Start of Data to use

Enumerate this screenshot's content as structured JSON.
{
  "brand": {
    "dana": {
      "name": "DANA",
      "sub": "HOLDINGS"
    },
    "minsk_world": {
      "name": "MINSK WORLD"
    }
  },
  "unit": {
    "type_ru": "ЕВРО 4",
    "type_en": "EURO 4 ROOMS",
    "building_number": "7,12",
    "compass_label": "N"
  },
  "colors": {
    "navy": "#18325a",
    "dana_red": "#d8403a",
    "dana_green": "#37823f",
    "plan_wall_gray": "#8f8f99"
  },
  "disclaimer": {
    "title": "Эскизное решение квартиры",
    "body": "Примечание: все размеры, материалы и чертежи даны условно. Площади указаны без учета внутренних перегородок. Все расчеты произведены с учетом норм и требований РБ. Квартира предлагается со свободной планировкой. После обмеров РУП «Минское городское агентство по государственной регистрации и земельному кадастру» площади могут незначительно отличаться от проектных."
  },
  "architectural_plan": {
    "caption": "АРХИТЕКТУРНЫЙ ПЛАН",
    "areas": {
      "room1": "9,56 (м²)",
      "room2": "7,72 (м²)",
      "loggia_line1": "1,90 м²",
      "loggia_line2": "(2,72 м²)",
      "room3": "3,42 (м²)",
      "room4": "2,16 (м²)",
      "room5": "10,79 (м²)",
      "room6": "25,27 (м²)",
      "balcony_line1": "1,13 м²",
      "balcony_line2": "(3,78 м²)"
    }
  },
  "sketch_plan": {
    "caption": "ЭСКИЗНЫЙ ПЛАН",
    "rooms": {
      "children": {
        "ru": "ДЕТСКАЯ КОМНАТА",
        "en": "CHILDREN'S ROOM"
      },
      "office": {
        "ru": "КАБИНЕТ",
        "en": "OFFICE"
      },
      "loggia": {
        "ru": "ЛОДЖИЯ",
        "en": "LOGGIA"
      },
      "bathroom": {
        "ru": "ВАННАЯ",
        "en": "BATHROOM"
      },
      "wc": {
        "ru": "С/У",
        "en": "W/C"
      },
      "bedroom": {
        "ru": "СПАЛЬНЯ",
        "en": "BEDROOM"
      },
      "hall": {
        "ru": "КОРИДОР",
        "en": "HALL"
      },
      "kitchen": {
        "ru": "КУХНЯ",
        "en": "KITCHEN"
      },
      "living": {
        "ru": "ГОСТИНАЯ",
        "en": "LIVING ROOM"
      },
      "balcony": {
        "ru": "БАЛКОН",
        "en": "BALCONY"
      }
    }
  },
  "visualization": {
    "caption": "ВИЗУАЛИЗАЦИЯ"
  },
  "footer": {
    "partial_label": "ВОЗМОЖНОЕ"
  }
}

End of Data to use

▶ [What you will do]
Print all the data exactly.

▶ [Output for this task]
Enumerate this screenshot's content as structured JSON.
{
  "brand": {
    "dana": {
      "name": "DANA",
      "sub": "HOLDINGS"
    },
    "minsk_world": {
      "name": "MINSK WORLD"
    }
  },
  "unit": {
    "type_ru": "ЕВРО 4",
    "type_en": "EURO 4 ROOMS",
    "building_number": "7,12",
    "compass_label": "N"
  },
  "colors": {
    "navy": "#18325a",
    "dana_red": "#d8403a",
    "dana_green": "#37823f",
    "plan_wall_gray": "#8f8f99"
  },
  "disclaimer": {
    "title": "Эскизное решение квартиры",
    "body": "Примечание: все размеры, материалы и чертежи даны условно. Площади указаны без учета внутренних перегородок. Все расчеты произведены с учетом норм и требований РБ. Квартира предлагается со свободной планировкой. После обмеров РУП «Минское городское агентство по государственной регистрации и земельному кадастру» площади могут незначительно отличаться от проектных."
  },
  "architectural_plan": {
    "caption": "АРХИТЕКТУРНЫЙ ПЛАН",
    "areas": {
      "room1": "9,56 (м²)",
      "room2": "7,72 (м²)",
      "loggia_line1": "1,90 м²",
      "loggia_line2": "(2,72 м²)",
      "room3": "3,42 (м²)",
      "room4": "2,16 (м²)",
      "room5": "10,79 (м²)",
      "room6": "25,27 (м²)",
      "balcony_line1": "1,13 м²",
      "balcony_line2": "(3,78 м²)"
    }
  },
  "sketch_plan": {
    "caption": "ЭСКИЗНЫЙ ПЛАН",
    "rooms": {
      "children": {
        "ru": "ДЕТСКАЯ КОМНАТА",
        "en": "CHILDREN'S ROOM"
      },
      "office": {
        "ru": "КАБИНЕТ",
        "en": "OFFICE"
      },
      "loggia": {
        "ru": "ЛОДЖИЯ",
        "en": "LOGGIA"
      },
      "bathroom": {
        "ru": "ВАННАЯ",
        "en": "BATHROOM"
      },
      "wc": {
        "ru": "С/У",
        "en": "W/C"
      },
      "bedroom": {
        "ru": "СПАЛЬНЯ",
        "en": "BEDROOM"
      },
      "hall": {
        "ru": "КОРИДОР",
        "en": "HALL"
      },
      "kitchen": {
        "ru": "КУХНЯ",
        "en": "KITCHEN"
      },
      "living": {
        "ru": "ГОСТИНАЯ",
        "en": "LIVING ROOM"
      },
      "balcony": {
        "ru": "БАЛКОН",
        "en": "BALCONY"
      }
    }
  },
  "visualization": {
    "caption": "ВИЗУАЛИЗАЦИЯ"
  },
  "footer": {
    "partial_label": "ВОЗМОЖНОЕ"
  }
}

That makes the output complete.